**TASK REQUIREMENTS:** Identify and copy all lines of the material where the string "四大体系" is found.

[Data entries]
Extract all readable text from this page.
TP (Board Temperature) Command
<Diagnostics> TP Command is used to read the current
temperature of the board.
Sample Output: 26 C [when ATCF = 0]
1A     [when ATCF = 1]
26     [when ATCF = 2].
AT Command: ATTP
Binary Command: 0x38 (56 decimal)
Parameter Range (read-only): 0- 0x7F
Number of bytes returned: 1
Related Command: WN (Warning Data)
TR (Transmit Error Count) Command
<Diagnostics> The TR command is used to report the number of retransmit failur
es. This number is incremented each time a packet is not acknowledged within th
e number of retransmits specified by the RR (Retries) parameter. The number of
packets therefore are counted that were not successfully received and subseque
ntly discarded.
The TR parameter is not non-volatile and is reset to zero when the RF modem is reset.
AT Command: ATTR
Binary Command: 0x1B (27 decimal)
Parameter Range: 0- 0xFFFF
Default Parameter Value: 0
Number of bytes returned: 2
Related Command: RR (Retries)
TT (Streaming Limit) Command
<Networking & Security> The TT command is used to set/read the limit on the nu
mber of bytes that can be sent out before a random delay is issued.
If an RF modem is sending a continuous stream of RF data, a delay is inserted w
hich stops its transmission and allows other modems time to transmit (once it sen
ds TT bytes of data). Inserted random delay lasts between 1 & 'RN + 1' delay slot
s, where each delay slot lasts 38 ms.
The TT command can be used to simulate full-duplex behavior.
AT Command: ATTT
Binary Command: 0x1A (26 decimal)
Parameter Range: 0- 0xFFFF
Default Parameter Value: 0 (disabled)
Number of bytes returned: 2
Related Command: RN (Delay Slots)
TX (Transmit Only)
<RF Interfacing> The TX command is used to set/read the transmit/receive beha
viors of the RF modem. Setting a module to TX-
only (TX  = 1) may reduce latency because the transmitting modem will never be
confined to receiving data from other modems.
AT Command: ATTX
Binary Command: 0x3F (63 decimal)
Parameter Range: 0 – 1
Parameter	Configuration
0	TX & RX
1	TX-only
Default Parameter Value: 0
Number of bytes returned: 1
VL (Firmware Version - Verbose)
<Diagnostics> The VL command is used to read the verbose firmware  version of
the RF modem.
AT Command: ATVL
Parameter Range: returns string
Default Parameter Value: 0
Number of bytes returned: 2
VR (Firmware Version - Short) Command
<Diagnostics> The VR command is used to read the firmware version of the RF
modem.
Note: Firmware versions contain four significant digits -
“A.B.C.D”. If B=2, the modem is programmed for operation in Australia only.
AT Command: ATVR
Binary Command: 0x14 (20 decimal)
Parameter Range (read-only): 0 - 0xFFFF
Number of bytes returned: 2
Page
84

--

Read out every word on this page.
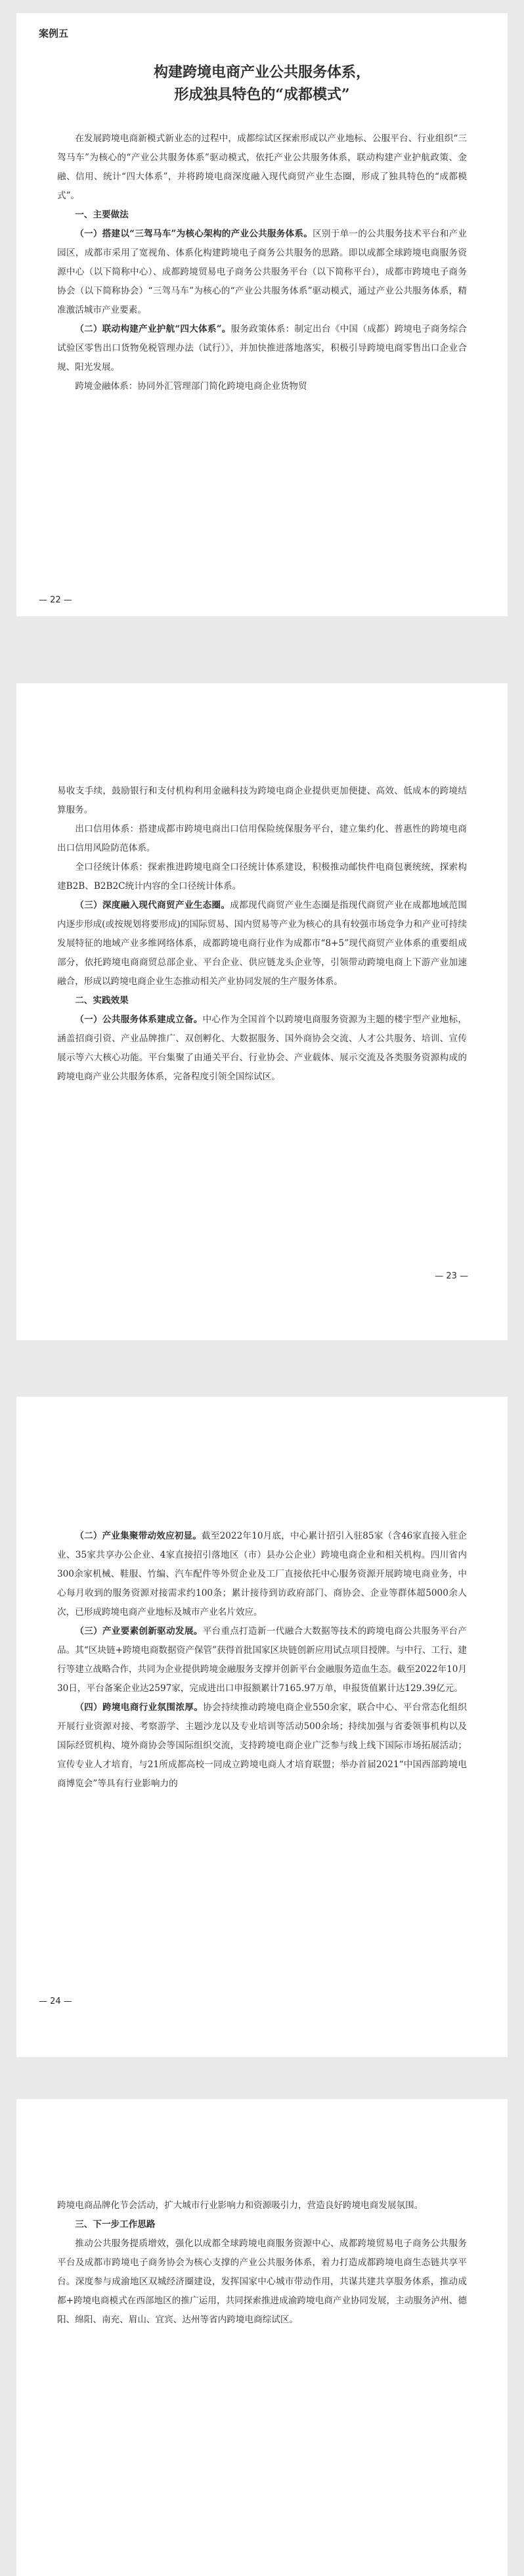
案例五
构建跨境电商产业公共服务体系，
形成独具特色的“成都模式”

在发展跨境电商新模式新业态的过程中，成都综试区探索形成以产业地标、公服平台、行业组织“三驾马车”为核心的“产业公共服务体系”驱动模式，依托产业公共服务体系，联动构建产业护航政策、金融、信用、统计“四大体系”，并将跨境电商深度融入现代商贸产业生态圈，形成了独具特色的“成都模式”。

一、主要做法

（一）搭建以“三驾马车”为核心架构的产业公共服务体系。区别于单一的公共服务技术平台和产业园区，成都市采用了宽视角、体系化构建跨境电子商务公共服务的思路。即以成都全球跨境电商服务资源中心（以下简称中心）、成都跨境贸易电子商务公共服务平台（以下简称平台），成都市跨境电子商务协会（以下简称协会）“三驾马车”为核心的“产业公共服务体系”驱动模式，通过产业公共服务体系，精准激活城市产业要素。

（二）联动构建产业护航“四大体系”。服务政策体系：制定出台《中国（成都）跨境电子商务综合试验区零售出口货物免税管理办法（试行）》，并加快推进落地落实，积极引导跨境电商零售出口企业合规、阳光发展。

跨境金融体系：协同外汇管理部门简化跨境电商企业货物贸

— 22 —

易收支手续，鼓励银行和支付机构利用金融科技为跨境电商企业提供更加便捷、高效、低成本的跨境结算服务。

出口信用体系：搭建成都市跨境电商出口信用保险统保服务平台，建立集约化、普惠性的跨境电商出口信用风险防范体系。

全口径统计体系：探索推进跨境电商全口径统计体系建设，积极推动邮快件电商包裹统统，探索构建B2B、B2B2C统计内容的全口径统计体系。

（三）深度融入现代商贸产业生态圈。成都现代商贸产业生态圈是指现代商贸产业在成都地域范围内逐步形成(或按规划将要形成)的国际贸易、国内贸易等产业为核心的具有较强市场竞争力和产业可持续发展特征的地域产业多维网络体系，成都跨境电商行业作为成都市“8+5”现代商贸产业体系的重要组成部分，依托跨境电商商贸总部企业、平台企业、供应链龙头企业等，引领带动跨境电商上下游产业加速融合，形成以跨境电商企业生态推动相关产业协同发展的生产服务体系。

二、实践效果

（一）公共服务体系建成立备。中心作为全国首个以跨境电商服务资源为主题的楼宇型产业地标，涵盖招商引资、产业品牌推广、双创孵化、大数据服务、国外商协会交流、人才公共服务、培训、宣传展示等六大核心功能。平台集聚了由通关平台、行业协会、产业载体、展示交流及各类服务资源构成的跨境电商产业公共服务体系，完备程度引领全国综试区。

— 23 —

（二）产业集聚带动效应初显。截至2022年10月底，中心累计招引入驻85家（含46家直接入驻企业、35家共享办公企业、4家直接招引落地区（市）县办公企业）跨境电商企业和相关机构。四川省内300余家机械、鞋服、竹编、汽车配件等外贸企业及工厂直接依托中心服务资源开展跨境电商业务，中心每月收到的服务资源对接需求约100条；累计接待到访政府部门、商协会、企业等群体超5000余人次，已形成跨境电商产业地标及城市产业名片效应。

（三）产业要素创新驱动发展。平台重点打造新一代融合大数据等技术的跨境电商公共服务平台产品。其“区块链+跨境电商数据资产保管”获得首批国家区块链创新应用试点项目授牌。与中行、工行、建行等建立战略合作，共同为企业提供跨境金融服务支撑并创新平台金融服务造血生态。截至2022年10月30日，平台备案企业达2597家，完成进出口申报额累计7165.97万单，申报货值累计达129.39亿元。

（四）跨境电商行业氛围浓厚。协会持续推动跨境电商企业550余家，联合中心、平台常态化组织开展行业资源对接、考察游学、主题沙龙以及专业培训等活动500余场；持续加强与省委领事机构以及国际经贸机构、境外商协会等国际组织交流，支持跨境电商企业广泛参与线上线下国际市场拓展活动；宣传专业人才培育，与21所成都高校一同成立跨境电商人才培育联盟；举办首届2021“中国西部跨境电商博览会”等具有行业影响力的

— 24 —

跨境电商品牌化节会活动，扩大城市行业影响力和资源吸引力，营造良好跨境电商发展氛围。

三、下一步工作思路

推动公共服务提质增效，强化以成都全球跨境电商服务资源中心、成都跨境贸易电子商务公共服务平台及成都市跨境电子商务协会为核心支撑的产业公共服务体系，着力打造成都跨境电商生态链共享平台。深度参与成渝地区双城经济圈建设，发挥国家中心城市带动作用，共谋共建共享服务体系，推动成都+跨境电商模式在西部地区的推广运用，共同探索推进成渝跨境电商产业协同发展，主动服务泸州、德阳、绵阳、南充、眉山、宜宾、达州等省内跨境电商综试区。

**FINAL ANSWER:**
在发展跨境电商新模式新业态的过程中，成都综试区探索形成以产业地标、公服平台、行业组织“三驾马车”为核心的“产业公共服务体系”驱动模式，依托产业公共服务体系，联动构建产业护航政策、金融、信用、统计“四大体系”，并将跨境电商深度融入现代商贸产业生态圈，形成了独具特色的“成都模式”。
（二）联动构建产业护航“四大体系”。服务政策体系：制定出台《中国（成都）跨境电子商务综合试验区零售出口货物免税管理办法（试行）》，并加快推进落地落实，积极引导跨境电商零售出口企业合规、阳光发展。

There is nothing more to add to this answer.